• [WHAT TO WORK ON]
Scan the data for "musculoskeletal" and copy the lines it appears in.

━━ INFORMATION GIVEN

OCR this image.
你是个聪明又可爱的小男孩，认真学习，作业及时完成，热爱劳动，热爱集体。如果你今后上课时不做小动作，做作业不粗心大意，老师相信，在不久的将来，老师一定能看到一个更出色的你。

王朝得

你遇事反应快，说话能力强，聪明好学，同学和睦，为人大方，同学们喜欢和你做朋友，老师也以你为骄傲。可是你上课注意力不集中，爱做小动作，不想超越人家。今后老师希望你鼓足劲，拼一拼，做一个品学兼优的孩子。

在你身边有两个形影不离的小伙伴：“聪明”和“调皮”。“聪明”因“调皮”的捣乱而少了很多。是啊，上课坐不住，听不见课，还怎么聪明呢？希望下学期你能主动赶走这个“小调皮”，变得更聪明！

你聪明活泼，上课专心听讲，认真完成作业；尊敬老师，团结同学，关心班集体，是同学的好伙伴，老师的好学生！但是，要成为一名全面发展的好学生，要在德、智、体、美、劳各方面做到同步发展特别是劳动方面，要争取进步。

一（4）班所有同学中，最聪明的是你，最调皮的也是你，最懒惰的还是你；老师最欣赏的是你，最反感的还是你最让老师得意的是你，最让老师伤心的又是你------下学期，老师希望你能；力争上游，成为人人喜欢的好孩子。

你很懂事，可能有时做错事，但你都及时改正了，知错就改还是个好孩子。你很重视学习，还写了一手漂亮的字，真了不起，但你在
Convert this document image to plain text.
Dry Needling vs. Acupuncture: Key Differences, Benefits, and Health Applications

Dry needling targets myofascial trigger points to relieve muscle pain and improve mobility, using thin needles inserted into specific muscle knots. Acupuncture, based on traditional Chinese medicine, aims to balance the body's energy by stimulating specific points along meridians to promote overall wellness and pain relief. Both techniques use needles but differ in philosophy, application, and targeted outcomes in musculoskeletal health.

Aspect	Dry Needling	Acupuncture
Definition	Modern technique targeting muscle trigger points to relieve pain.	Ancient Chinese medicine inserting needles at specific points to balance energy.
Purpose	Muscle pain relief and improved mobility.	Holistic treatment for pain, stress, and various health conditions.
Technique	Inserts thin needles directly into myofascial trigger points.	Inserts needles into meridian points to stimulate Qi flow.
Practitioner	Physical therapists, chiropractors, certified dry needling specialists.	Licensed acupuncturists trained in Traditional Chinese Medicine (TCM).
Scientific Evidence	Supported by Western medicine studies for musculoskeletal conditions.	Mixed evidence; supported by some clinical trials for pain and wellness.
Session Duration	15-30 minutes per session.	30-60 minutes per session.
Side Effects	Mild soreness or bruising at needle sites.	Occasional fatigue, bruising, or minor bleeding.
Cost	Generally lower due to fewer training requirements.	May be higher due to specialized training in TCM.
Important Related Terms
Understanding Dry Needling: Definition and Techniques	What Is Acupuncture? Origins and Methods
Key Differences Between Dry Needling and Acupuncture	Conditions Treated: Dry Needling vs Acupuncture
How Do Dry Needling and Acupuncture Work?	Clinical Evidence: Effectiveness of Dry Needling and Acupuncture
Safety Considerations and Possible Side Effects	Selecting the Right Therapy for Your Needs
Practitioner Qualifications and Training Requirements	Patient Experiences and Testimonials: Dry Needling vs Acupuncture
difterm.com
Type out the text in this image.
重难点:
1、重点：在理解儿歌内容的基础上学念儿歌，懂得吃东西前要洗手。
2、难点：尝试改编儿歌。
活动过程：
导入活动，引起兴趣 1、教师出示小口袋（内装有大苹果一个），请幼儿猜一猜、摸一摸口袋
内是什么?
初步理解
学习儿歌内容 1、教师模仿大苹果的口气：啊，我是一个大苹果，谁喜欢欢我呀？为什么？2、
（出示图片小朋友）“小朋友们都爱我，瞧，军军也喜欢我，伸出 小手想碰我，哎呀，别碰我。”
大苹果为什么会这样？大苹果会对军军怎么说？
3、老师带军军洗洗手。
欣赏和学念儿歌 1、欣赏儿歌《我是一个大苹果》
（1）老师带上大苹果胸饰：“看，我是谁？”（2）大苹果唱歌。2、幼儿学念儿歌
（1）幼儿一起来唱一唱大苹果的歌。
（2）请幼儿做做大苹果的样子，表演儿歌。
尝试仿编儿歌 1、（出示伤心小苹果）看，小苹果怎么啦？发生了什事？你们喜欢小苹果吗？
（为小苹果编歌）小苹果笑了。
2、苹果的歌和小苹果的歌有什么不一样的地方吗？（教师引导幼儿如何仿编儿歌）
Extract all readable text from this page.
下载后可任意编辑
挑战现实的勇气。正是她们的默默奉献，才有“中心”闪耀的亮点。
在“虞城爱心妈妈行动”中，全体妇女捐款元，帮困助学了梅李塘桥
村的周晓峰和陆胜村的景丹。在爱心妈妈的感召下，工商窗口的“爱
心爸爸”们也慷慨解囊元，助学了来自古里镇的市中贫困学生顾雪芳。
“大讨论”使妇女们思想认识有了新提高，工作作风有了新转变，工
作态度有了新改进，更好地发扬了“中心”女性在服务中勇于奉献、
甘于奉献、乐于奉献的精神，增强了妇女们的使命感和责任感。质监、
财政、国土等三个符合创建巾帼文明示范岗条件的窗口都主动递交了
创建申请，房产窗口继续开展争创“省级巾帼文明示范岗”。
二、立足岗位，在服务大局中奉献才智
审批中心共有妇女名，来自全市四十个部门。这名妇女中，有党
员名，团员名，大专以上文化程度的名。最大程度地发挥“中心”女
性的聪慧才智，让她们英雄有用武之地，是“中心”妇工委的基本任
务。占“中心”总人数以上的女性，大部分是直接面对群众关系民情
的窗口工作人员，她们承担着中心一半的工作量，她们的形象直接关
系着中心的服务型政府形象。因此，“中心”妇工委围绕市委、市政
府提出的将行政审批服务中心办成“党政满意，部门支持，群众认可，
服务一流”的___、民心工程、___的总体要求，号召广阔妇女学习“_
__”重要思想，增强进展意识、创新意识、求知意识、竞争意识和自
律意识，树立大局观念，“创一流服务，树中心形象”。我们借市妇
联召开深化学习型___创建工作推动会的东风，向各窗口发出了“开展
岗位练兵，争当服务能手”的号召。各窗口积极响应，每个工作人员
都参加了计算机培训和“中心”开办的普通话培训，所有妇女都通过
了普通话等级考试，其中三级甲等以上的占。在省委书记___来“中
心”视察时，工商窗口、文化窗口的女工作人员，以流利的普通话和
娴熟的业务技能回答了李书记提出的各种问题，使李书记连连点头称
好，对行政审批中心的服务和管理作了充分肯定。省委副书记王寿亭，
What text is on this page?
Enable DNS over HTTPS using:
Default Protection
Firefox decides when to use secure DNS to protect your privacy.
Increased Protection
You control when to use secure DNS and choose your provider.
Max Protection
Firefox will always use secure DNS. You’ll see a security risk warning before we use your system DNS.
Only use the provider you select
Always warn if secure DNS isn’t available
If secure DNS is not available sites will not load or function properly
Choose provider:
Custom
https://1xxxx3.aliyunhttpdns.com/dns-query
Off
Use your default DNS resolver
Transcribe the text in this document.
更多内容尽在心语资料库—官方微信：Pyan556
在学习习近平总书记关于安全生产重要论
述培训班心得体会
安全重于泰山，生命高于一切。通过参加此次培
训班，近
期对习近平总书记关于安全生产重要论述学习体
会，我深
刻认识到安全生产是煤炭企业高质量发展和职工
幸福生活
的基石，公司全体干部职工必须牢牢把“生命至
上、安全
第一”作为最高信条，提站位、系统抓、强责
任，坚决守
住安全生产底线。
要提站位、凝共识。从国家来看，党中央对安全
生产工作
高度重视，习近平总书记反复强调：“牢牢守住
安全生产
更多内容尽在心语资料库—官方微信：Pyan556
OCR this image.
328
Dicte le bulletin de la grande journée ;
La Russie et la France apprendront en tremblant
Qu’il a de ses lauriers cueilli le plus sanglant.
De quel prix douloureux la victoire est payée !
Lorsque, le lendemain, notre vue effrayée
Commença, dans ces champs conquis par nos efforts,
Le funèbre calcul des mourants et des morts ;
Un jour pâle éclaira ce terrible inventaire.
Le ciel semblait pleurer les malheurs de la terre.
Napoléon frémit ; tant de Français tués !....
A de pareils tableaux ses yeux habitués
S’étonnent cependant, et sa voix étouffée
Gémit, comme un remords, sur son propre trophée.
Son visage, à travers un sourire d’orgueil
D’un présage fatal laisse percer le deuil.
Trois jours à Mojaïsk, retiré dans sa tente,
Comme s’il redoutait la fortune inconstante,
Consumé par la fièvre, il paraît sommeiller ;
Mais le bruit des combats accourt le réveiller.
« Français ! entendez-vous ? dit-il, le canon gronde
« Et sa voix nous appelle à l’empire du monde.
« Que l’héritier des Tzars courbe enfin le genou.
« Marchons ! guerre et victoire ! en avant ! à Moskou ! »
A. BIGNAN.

━━━━

• [EXPECTED ANSWER]
Dry needling targets myofascial trigger points to relieve muscle pain and improve mobility, using thin needles inserted into specific muscle knots. Acupuncture, based on traditional Chinese medicine, aims to balance the body's energy by stimulating specific points along meridians to promote overall wellness and pain relief. Both techniques use needles but differ in philosophy, application, and targeted outcomes in musculoskeletal health.
Scientific Evidence	Supported by Western medicine studies for musculoskeletal conditions.	Mixed evidence; supported by some clinical trials for pain and wellness.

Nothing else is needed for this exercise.